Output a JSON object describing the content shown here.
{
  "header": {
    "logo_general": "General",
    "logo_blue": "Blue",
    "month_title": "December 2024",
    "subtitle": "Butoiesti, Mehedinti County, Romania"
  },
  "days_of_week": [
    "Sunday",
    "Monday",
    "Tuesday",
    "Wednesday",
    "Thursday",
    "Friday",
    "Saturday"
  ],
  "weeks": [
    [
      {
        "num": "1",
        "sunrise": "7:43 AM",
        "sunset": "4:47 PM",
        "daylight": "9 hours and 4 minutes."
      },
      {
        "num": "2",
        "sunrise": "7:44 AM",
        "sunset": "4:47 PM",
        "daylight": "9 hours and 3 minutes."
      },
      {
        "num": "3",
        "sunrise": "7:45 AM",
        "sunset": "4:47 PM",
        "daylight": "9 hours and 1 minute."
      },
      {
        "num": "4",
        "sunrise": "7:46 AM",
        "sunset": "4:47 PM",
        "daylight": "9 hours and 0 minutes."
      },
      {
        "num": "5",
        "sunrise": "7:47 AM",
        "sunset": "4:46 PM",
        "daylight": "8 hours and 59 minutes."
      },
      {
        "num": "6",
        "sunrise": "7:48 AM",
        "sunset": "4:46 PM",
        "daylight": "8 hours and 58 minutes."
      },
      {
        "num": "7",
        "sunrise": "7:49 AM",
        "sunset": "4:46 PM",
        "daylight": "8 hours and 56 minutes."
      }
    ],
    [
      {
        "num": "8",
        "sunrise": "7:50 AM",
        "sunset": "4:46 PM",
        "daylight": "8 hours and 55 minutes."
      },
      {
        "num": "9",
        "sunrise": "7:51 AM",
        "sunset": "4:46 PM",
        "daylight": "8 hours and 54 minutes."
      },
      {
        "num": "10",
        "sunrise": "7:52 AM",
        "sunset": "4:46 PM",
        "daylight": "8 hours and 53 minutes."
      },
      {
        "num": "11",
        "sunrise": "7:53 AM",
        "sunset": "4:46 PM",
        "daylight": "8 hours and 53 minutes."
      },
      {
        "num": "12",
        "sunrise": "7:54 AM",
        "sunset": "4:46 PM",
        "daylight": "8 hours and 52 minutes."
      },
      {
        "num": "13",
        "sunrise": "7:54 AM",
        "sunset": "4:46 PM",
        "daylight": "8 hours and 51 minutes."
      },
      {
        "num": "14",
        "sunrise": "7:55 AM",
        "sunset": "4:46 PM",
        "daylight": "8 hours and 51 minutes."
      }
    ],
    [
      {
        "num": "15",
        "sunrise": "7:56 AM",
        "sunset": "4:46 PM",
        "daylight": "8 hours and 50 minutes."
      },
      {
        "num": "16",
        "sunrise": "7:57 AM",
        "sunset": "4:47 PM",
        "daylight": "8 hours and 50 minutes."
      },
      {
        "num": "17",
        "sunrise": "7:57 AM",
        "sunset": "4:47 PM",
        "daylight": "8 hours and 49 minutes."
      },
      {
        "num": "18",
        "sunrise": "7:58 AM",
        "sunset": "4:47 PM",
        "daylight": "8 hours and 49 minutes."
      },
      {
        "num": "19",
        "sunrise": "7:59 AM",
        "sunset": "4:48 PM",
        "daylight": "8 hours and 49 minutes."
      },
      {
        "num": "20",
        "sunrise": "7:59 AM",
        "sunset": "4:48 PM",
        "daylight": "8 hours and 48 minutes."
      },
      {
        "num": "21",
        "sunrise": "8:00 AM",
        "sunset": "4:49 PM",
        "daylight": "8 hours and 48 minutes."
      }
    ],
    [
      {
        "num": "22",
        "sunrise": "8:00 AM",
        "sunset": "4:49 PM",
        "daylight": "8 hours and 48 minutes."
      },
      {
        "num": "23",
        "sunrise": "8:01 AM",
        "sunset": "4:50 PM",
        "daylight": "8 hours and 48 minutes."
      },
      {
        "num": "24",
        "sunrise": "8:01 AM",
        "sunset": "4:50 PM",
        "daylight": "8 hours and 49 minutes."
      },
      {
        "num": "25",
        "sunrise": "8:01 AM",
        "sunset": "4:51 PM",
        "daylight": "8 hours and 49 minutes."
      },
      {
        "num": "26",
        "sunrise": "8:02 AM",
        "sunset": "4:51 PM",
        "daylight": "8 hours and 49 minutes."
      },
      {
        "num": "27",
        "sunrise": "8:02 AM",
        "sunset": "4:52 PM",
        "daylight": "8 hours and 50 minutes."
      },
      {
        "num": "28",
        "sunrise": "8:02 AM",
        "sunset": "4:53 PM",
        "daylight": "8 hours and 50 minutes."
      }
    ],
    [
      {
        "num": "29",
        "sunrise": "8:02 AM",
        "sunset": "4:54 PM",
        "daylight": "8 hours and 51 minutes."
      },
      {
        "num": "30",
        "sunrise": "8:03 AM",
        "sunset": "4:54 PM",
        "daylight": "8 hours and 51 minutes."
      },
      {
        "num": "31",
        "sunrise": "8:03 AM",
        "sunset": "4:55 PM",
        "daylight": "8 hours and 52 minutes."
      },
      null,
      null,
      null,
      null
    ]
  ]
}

STATED PROBLEM – Quote all the records. Keep every word exact.

IN RESPONSE –
Output a JSON object describing the content shown here.
{
  "header": {
    "logo_general": "General",
    "logo_blue": "Blue",
    "month_title": "December 2024",
    "subtitle": "Butoiesti, Mehedinti County, Romania"
  },
  "days_of_week": [
    "Sunday",
    "Monday",
    "Tuesday",
    "Wednesday",
    "Thursday",
    "Friday",
    "Saturday"
  ],
  "weeks": [
    [
      {
        "num": "1",
        "sunrise": "7:43 AM",
        "sunset": "4:47 PM",
        "daylight": "9 hours and 4 minutes."
      },
      {
        "num": "2",
        "sunrise": "7:44 AM",
        "sunset": "4:47 PM",
        "daylight": "9 hours and 3 minutes."
      },
      {
        "num": "3",
        "sunrise": "7:45 AM",
        "sunset": "4:47 PM",
        "daylight": "9 hours and 1 minute."
      },
      {
        "num": "4",
        "sunrise": "7:46 AM",
        "sunset": "4:47 PM",
        "daylight": "9 hours and 0 minutes."
      },
      {
        "num": "5",
        "sunrise": "7:47 AM",
        "sunset": "4:46 PM",
        "daylight": "8 hours and 59 minutes."
      },
      {
        "num": "6",
        "sunrise": "7:48 AM",
        "sunset": "4:46 PM",
        "daylight": "8 hours and 58 minutes."
      },
      {
        "num": "7",
        "sunrise": "7:49 AM",
        "sunset": "4:46 PM",
        "daylight": "8 hours and 56 minutes."
      }
    ],
    [
      {
        "num": "8",
        "sunrise": "7:50 AM",
        "sunset": "4:46 PM",
        "daylight": "8 hours and 55 minutes."
      },
      {
        "num": "9",
        "sunrise": "7:51 AM",
        "sunset": "4:46 PM",
        "daylight": "8 hours and 54 minutes."
      },
      {
        "num": "10",
        "sunrise": "7:52 AM",
        "sunset": "4:46 PM",
        "daylight": "8 hours and 53 minutes."
      },
      {
        "num": "11",
        "sunrise": "7:53 AM",
        "sunset": "4:46 PM",
        "daylight": "8 hours and 53 minutes."
      },
      {
        "num": "12",
        "sunrise": "7:54 AM",
        "sunset": "4:46 PM",
        "daylight": "8 hours and 52 minutes."
      },
      {
        "num": "13",
        "sunrise": "7:54 AM",
        "sunset": "4:46 PM",
        "daylight": "8 hours and 51 minutes."
      },
      {
        "num": "14",
        "sunrise": "7:55 AM",
        "sunset": "4:46 PM",
        "daylight": "8 hours and 51 minutes."
      }
    ],
    [
      {
        "num": "15",
        "sunrise": "7:56 AM",
        "sunset": "4:46 PM",
        "daylight": "8 hours and 50 minutes."
      },
      {
        "num": "16",
        "sunrise": "7:57 AM",
        "sunset": "4:47 PM",
        "daylight": "8 hours and 50 minutes."
      },
      {
        "num": "17",
        "sunrise": "7:57 AM",
        "sunset": "4:47 PM",
        "daylight": "8 hours and 49 minutes."
      },
      {
        "num": "18",
        "sunrise": "7:58 AM",
        "sunset": "4:47 PM",
        "daylight": "8 hours and 49 minutes."
      },
      {
        "num": "19",
        "sunrise": "7:59 AM",
        "sunset": "4:48 PM",
        "daylight": "8 hours and 49 minutes."
      },
      {
        "num": "20",
        "sunrise": "7:59 AM",
        "sunset": "4:48 PM",
        "daylight": "8 hours and 48 minutes."
      },
      {
        "num": "21",
        "sunrise": "8:00 AM",
        "sunset": "4:49 PM",
        "daylight": "8 hours and 48 minutes."
      }
    ],
    [
      {
        "num": "22",
        "sunrise": "8:00 AM",
        "sunset": "4:49 PM",
        "daylight": "8 hours and 48 minutes."
      },
      {
        "num": "23",
        "sunrise": "8:01 AM",
        "sunset": "4:50 PM",
        "daylight": "8 hours and 48 minutes."
      },
      {
        "num": "24",
        "sunrise": "8:01 AM",
        "sunset": "4:50 PM",
        "daylight": "8 hours and 49 minutes."
      },
      {
        "num": "25",
        "sunrise": "8:01 AM",
        "sunset": "4:51 PM",
        "daylight": "8 hours and 49 minutes."
      },
      {
        "num": "26",
        "sunrise": "8:02 AM",
        "sunset": "4:51 PM",
        "daylight": "8 hours and 49 minutes."
      },
      {
        "num": "27",
        "sunrise": "8:02 AM",
        "sunset": "4:52 PM",
        "daylight": "8 hours and 50 minutes."
      },
      {
        "num": "28",
        "sunrise": "8:02 AM",
        "sunset": "4:53 PM",
        "daylight": "8 hours and 50 minutes."
      }
    ],
    [
      {
        "num": "29",
        "sunrise": "8:02 AM",
        "sunset": "4:54 PM",
        "daylight": "8 hours and 51 minutes."
      },
      {
        "num": "30",
        "sunrise": "8:03 AM",
        "sunset": "4:54 PM",
        "daylight": "8 hours and 51 minutes."
      },
      {
        "num": "31",
        "sunrise": "8:03 AM",
        "sunset": "4:55 PM",
        "daylight": "8 hours and 52 minutes."
      },
      null,
      null,
      null,
      null
    ]
  ]
}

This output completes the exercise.